_What the exercise asks_
Write out all of the entries that follow, word for word, but skip the pictures.

..........

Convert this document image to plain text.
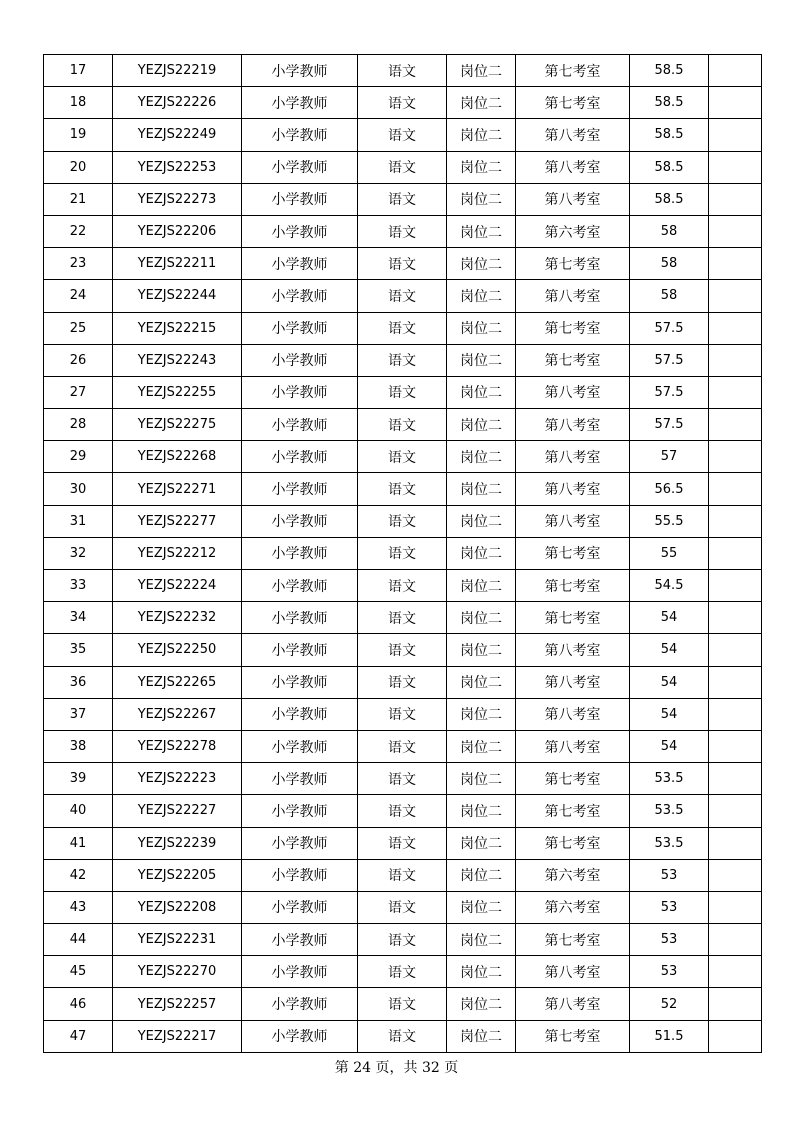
17	YEZJS22219	小学教师	语文	岗位二	第七考室	58.5	
18	YEZJS22226	小学教师	语文	岗位二	第七考室	58.5	
19	YEZJS22249	小学教师	语文	岗位二	第八考室	58.5	
20	YEZJS22253	小学教师	语文	岗位二	第八考室	58.5	
21	YEZJS22273	小学教师	语文	岗位二	第八考室	58.5	
22	YEZJS22206	小学教师	语文	岗位二	第六考室	58	
23	YEZJS22211	小学教师	语文	岗位二	第七考室	58	
24	YEZJS22244	小学教师	语文	岗位二	第八考室	58	
25	YEZJS22215	小学教师	语文	岗位二	第七考室	57.5	
26	YEZJS22243	小学教师	语文	岗位二	第七考室	57.5	
27	YEZJS22255	小学教师	语文	岗位二	第八考室	57.5	
28	YEZJS22275	小学教师	语文	岗位二	第八考室	57.5	
29	YEZJS22268	小学教师	语文	岗位二	第八考室	57	
30	YEZJS22271	小学教师	语文	岗位二	第八考室	56.5	
31	YEZJS22277	小学教师	语文	岗位二	第八考室	55.5	
32	YEZJS22212	小学教师	语文	岗位二	第七考室	55	
33	YEZJS22224	小学教师	语文	岗位二	第七考室	54.5	
34	YEZJS22232	小学教师	语文	岗位二	第七考室	54	
35	YEZJS22250	小学教师	语文	岗位二	第八考室	54	
36	YEZJS22265	小学教师	语文	岗位二	第八考室	54	
37	YEZJS22267	小学教师	语文	岗位二	第八考室	54	
38	YEZJS22278	小学教师	语文	岗位二	第八考室	54	
39	YEZJS22223	小学教师	语文	岗位二	第七考室	53.5	
40	YEZJS22227	小学教师	语文	岗位二	第七考室	53.5	
41	YEZJS22239	小学教师	语文	岗位二	第七考室	53.5	
42	YEZJS22205	小学教师	语文	岗位二	第六考室	53	
43	YEZJS22208	小学教师	语文	岗位二	第六考室	53	
44	YEZJS22231	小学教师	语文	岗位二	第七考室	53	
45	YEZJS22270	小学教师	语文	岗位二	第八考室	53	
46	YEZJS22257	小学教师	语文	岗位二	第八考室	52	
47	YEZJS22217	小学教师	语文	岗位二	第七考室	51.5	
第 24 页，共 32 页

..........

_Solved exercise_
Convert this document image to plain text.
17	YEZJS22219	小学教师	语文	岗位二	第七考室	58.5	
18	YEZJS22226	小学教师	语文	岗位二	第七考室	58.5	
19	YEZJS22249	小学教师	语文	岗位二	第八考室	58.5	
20	YEZJS22253	小学教师	语文	岗位二	第八考室	58.5	
21	YEZJS22273	小学教师	语文	岗位二	第八考室	58.5	
22	YEZJS22206	小学教师	语文	岗位二	第六考室	58	
23	YEZJS22211	小学教师	语文	岗位二	第七考室	58	
24	YEZJS22244	小学教师	语文	岗位二	第八考室	58	
25	YEZJS22215	小学教师	语文	岗位二	第七考室	57.5	
26	YEZJS22243	小学教师	语文	岗位二	第七考室	57.5	
27	YEZJS22255	小学教师	语文	岗位二	第八考室	57.5	
28	YEZJS22275	小学教师	语文	岗位二	第八考室	57.5	
29	YEZJS22268	小学教师	语文	岗位二	第八考室	57	
30	YEZJS22271	小学教师	语文	岗位二	第八考室	56.5	
31	YEZJS22277	小学教师	语文	岗位二	第八考室	55.5	
32	YEZJS22212	小学教师	语文	岗位二	第七考室	55	
33	YEZJS22224	小学教师	语文	岗位二	第七考室	54.5	
34	YEZJS22232	小学教师	语文	岗位二	第七考室	54	
35	YEZJS22250	小学教师	语文	岗位二	第八考室	54	
36	YEZJS22265	小学教师	语文	岗位二	第八考室	54	
37	YEZJS22267	小学教师	语文	岗位二	第八考室	54	
38	YEZJS22278	小学教师	语文	岗位二	第八考室	54	
39	YEZJS22223	小学教师	语文	岗位二	第七考室	53.5	
40	YEZJS22227	小学教师	语文	岗位二	第七考室	53.5	
41	YEZJS22239	小学教师	语文	岗位二	第七考室	53.5	
42	YEZJS22205	小学教师	语文	岗位二	第六考室	53	
43	YEZJS22208	小学教师	语文	岗位二	第六考室	53	
44	YEZJS22231	小学教师	语文	岗位二	第七考室	53	
45	YEZJS22270	小学教师	语文	岗位二	第八考室	53	
46	YEZJS22257	小学教师	语文	岗位二	第八考室	52	
47	YEZJS22217	小学教师	语文	岗位二	第七考室	51.5	
第 24 页，共 32 页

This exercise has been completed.